(Extracted records)
________

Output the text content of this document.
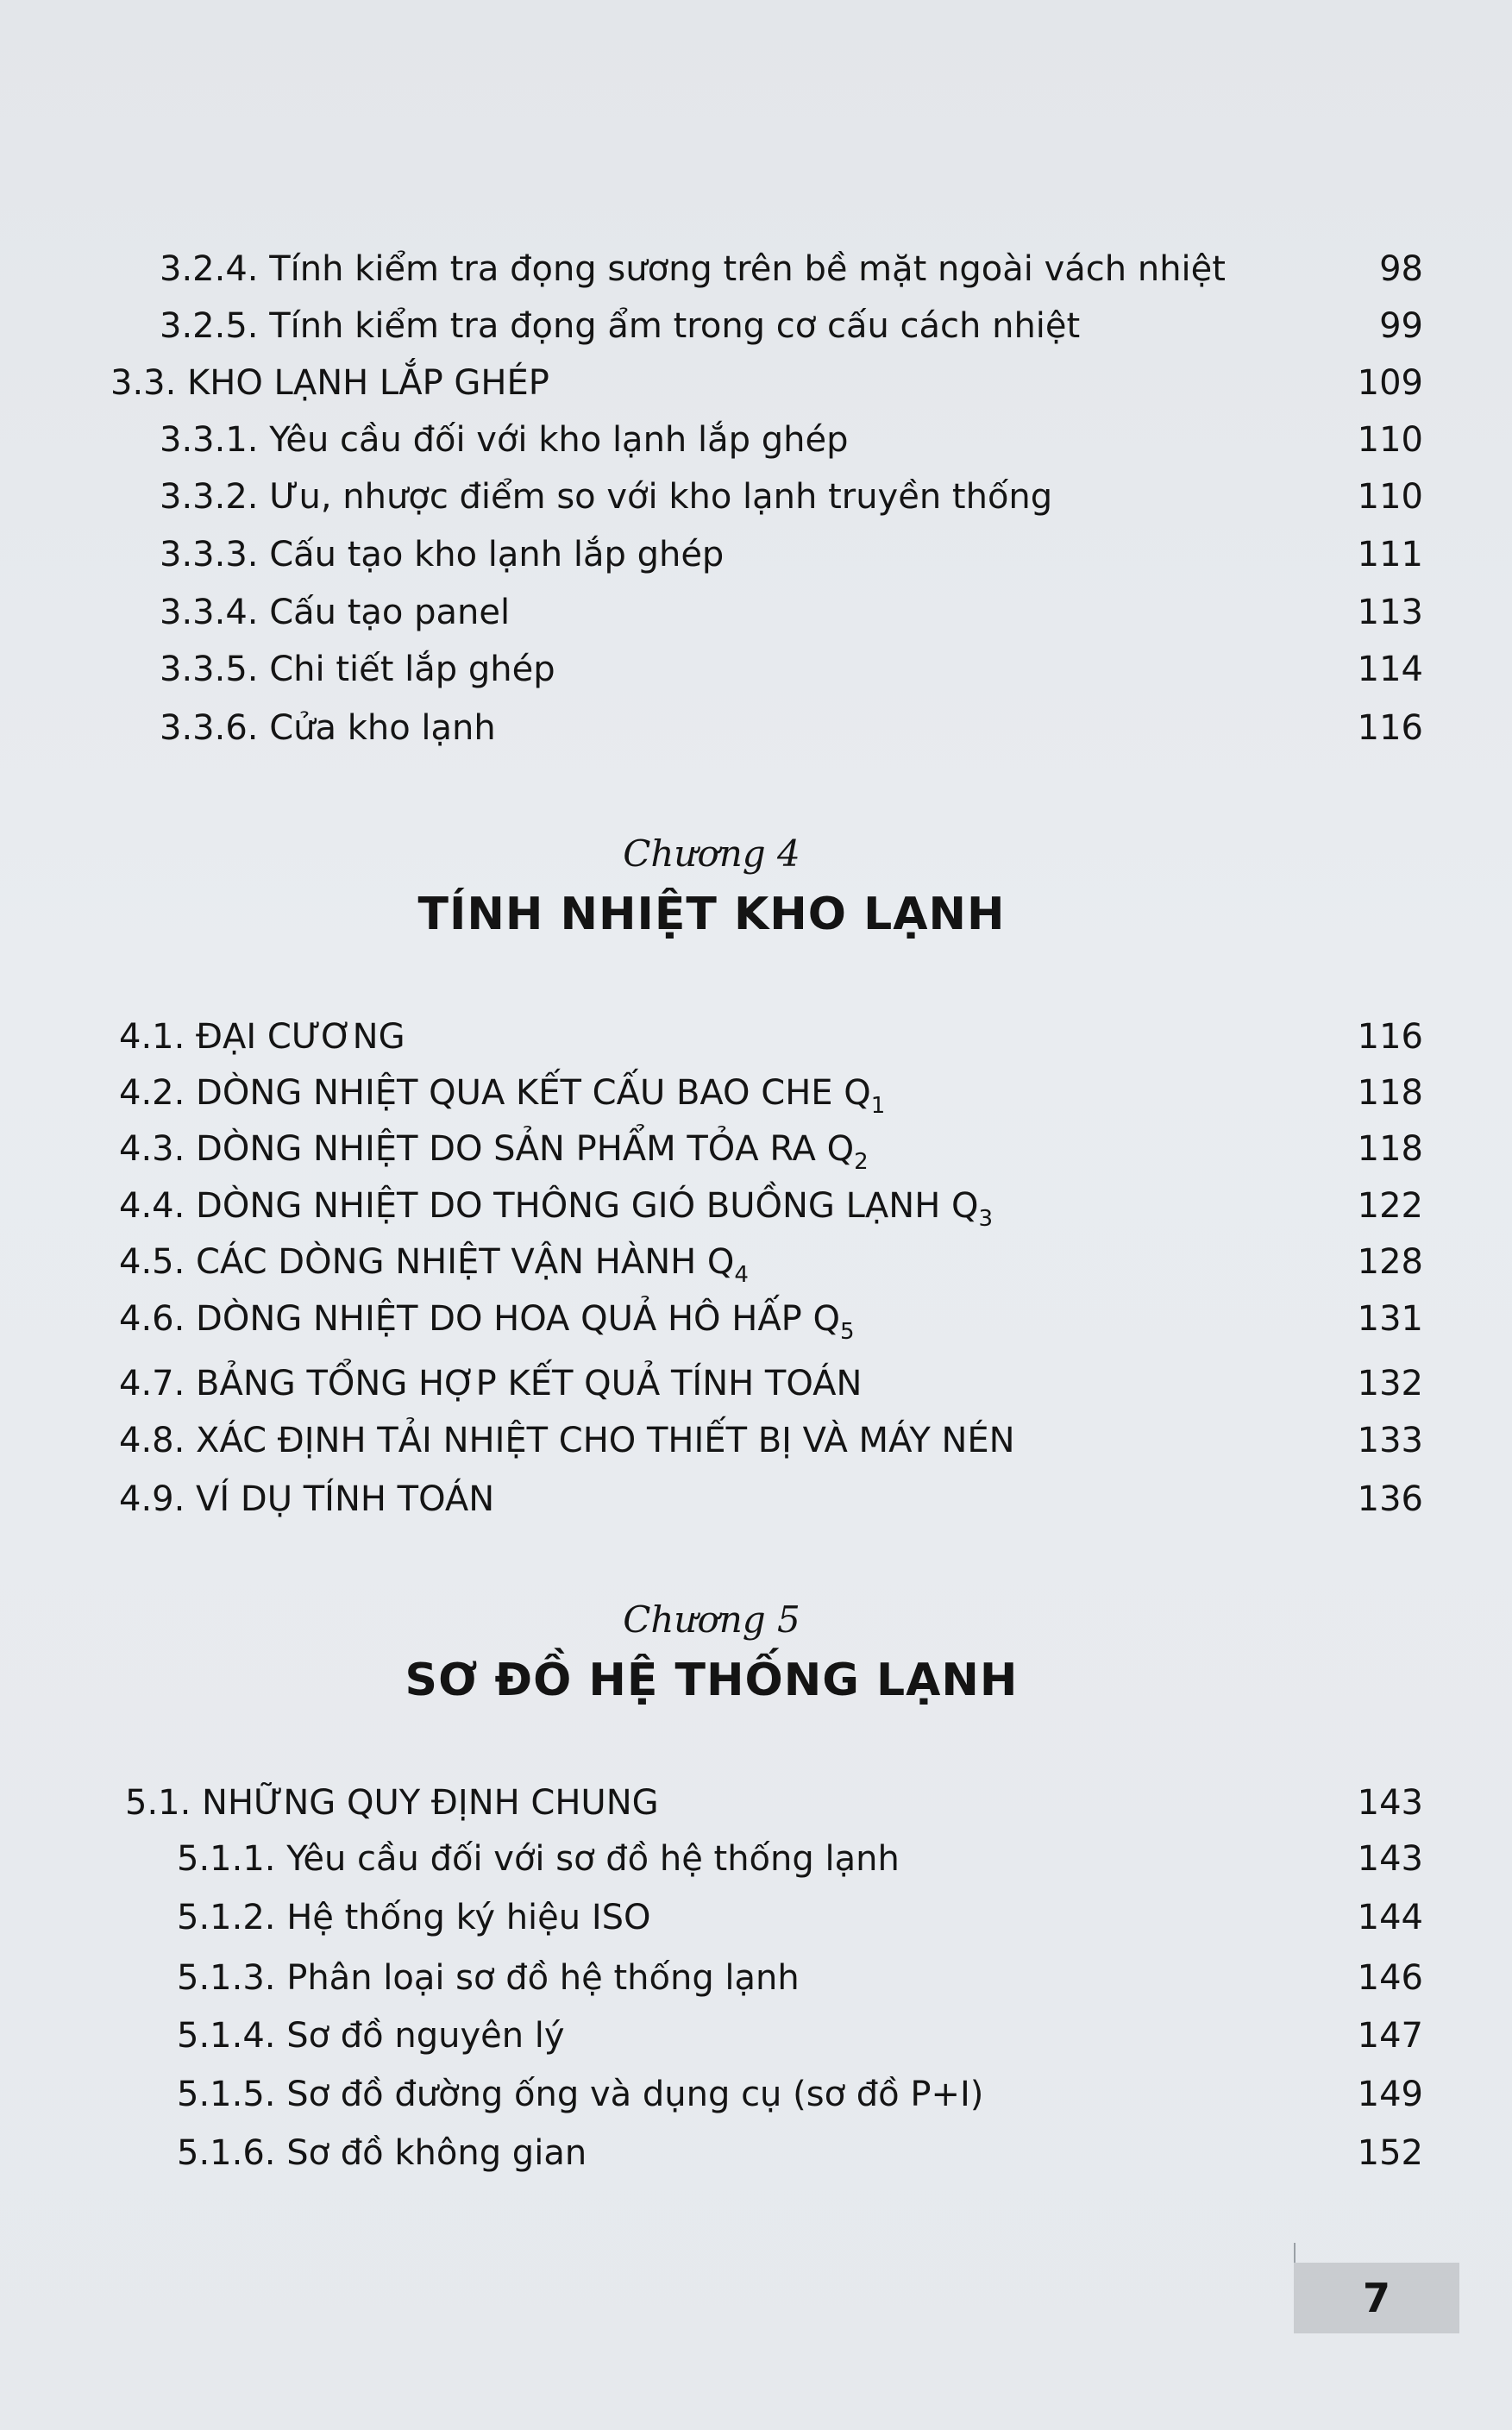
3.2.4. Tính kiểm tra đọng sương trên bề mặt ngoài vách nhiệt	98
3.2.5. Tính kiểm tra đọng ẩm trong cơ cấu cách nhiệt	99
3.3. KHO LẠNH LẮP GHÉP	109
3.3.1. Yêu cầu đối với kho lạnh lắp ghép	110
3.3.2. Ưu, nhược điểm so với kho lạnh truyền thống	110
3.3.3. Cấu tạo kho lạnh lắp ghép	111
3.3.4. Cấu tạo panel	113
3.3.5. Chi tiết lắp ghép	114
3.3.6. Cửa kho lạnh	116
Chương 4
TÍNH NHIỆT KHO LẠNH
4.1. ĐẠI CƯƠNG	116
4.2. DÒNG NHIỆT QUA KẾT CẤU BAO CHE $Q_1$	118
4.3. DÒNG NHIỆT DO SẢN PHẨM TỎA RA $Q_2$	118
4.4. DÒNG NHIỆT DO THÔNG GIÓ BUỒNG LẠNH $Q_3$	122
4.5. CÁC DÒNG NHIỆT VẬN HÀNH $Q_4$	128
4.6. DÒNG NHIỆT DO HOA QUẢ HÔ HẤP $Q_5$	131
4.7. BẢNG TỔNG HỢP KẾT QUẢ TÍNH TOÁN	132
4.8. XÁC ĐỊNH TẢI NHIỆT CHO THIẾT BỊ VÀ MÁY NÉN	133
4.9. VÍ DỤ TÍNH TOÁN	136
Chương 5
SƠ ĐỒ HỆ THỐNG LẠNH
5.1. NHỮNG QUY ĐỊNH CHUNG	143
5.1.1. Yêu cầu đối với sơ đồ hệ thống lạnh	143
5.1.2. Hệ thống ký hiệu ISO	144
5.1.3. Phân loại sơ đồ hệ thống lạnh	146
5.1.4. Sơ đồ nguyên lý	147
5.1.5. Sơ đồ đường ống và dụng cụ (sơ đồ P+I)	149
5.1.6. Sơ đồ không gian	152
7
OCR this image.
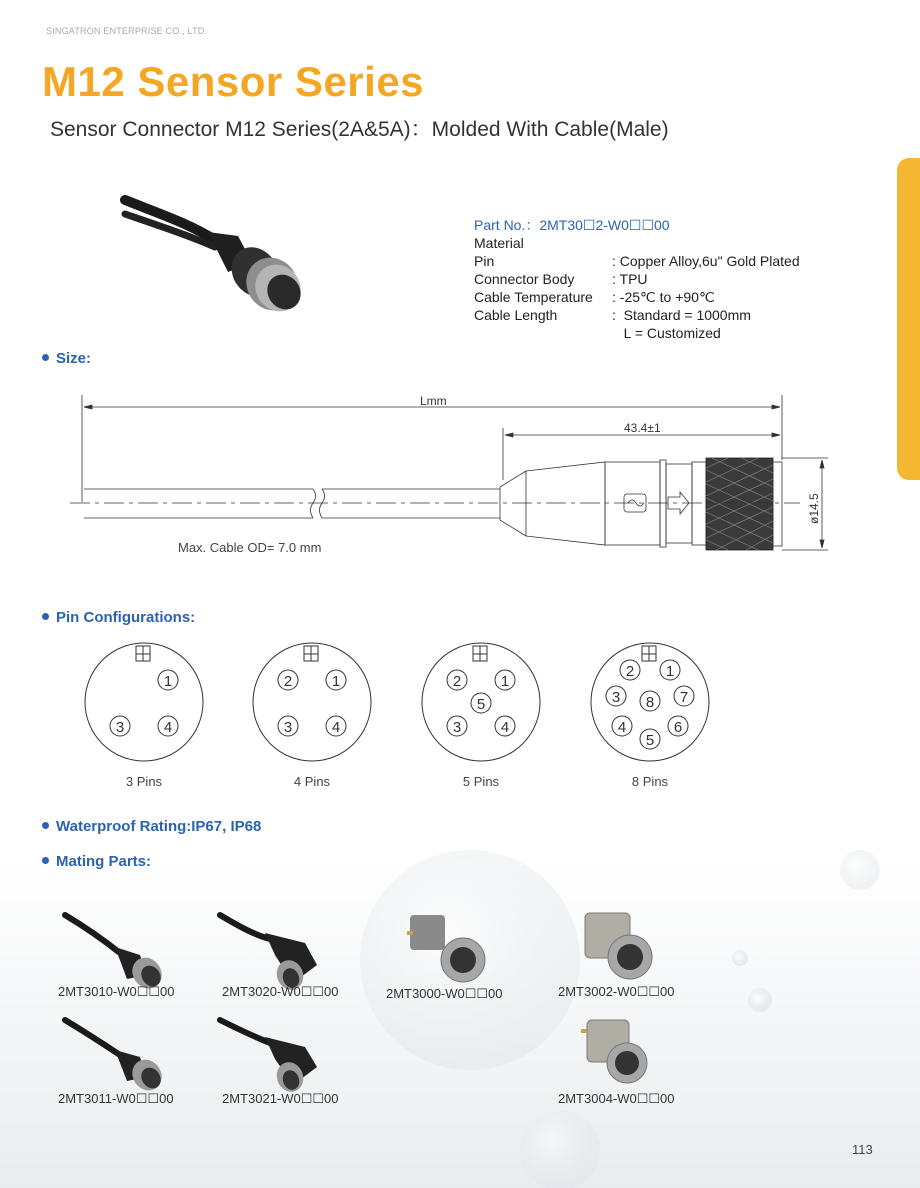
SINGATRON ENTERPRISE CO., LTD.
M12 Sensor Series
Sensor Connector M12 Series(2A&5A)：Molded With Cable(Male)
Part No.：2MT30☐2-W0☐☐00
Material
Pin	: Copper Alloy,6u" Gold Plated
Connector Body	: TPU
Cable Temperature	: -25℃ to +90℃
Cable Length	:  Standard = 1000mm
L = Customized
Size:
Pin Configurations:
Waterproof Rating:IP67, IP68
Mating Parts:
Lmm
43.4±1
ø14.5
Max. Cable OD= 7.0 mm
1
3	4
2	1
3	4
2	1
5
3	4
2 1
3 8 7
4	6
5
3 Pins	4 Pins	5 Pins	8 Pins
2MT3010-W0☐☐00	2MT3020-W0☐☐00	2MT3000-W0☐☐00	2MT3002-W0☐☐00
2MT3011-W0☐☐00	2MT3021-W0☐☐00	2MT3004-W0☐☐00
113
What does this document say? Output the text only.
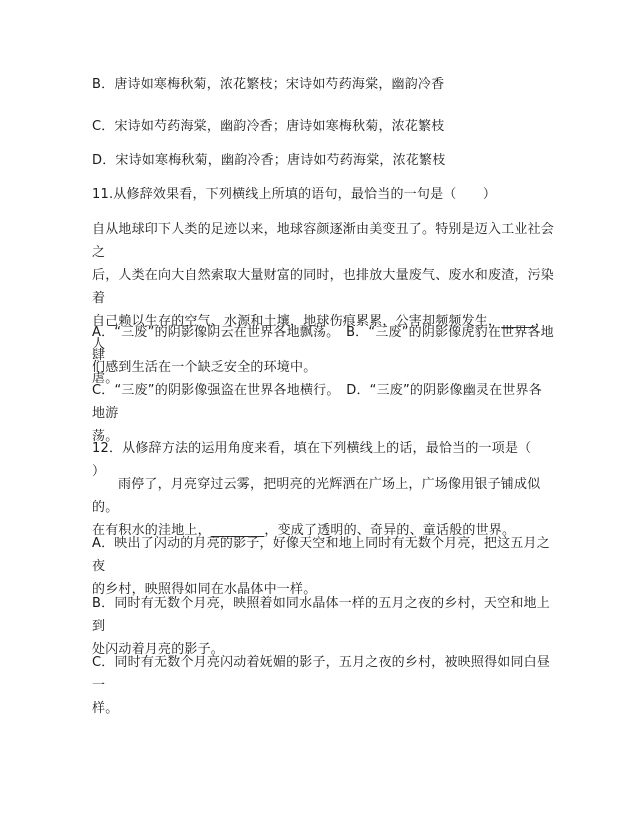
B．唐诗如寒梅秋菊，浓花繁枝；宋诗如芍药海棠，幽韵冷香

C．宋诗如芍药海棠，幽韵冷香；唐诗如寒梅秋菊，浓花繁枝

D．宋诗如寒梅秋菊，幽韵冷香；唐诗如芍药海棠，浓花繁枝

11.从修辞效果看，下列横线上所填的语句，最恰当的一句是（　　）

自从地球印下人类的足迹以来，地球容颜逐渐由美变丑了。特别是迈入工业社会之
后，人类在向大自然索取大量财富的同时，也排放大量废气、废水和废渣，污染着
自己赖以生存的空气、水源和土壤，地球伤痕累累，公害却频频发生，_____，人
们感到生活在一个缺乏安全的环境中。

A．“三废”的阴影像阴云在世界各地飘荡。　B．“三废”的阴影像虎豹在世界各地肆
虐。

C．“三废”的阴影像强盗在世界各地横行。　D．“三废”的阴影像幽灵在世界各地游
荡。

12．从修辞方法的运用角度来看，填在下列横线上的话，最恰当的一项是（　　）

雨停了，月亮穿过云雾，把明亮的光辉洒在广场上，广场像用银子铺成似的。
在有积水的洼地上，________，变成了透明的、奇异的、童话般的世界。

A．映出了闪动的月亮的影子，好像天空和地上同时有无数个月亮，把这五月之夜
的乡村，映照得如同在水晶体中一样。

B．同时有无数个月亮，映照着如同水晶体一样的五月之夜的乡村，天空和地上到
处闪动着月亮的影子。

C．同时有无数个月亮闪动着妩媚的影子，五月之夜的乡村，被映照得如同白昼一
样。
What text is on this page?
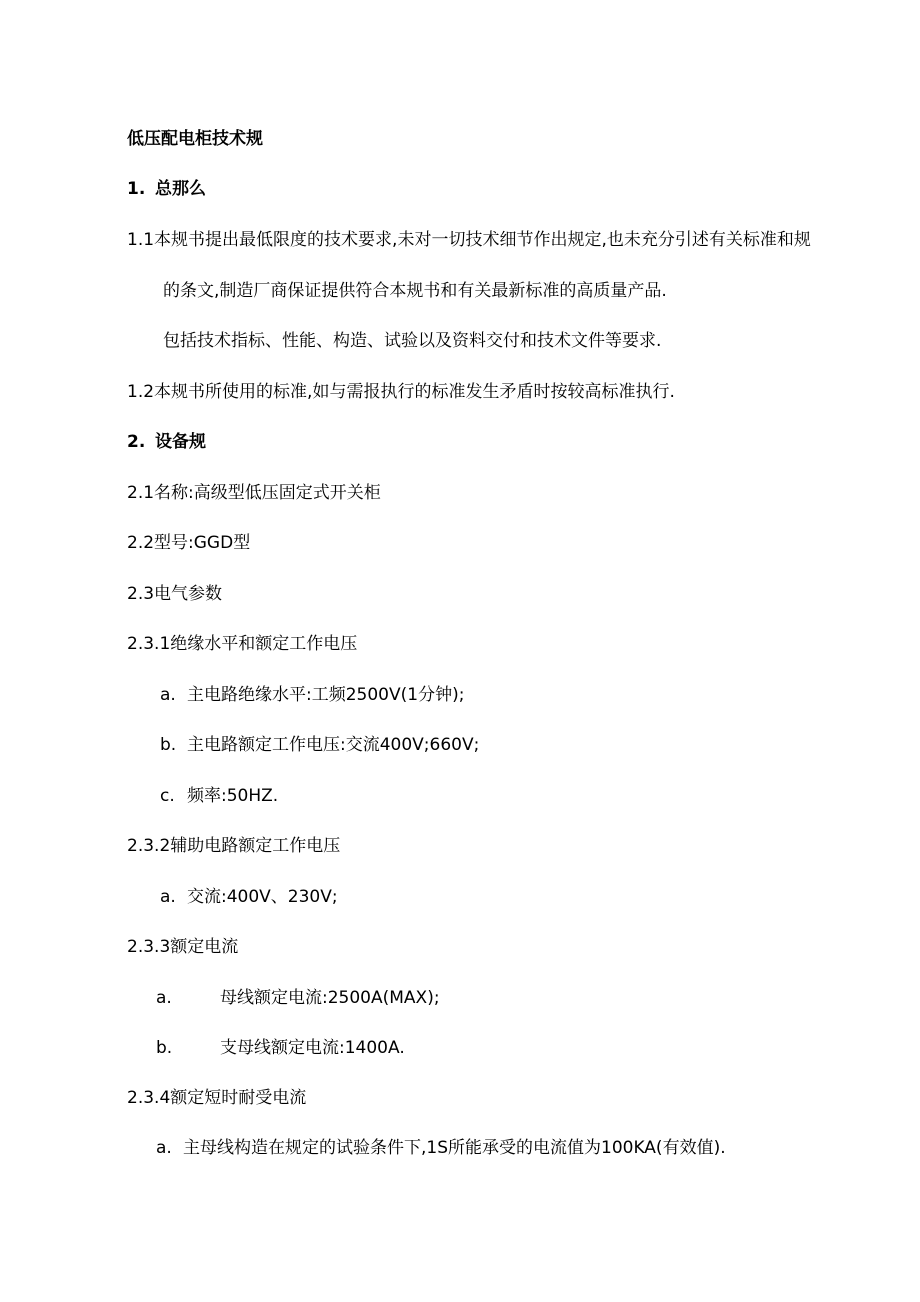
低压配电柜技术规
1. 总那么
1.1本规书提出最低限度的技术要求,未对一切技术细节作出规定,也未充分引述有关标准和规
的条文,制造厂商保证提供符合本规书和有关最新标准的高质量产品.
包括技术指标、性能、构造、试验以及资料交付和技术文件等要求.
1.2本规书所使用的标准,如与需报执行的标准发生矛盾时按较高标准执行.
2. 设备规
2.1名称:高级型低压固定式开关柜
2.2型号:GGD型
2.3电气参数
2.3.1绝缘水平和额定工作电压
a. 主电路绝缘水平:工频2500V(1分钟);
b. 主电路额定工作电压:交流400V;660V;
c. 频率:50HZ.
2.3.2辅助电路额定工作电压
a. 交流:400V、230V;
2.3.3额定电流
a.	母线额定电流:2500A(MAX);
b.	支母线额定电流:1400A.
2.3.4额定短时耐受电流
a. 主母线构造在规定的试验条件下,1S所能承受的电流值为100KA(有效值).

________

Your goal:
Gather each line of the records holding the string "Sensor".

Finished answer:
M12 Sensor Series
Sensor Connector M12 Series(2A&5A)：Molded With Cable(Male)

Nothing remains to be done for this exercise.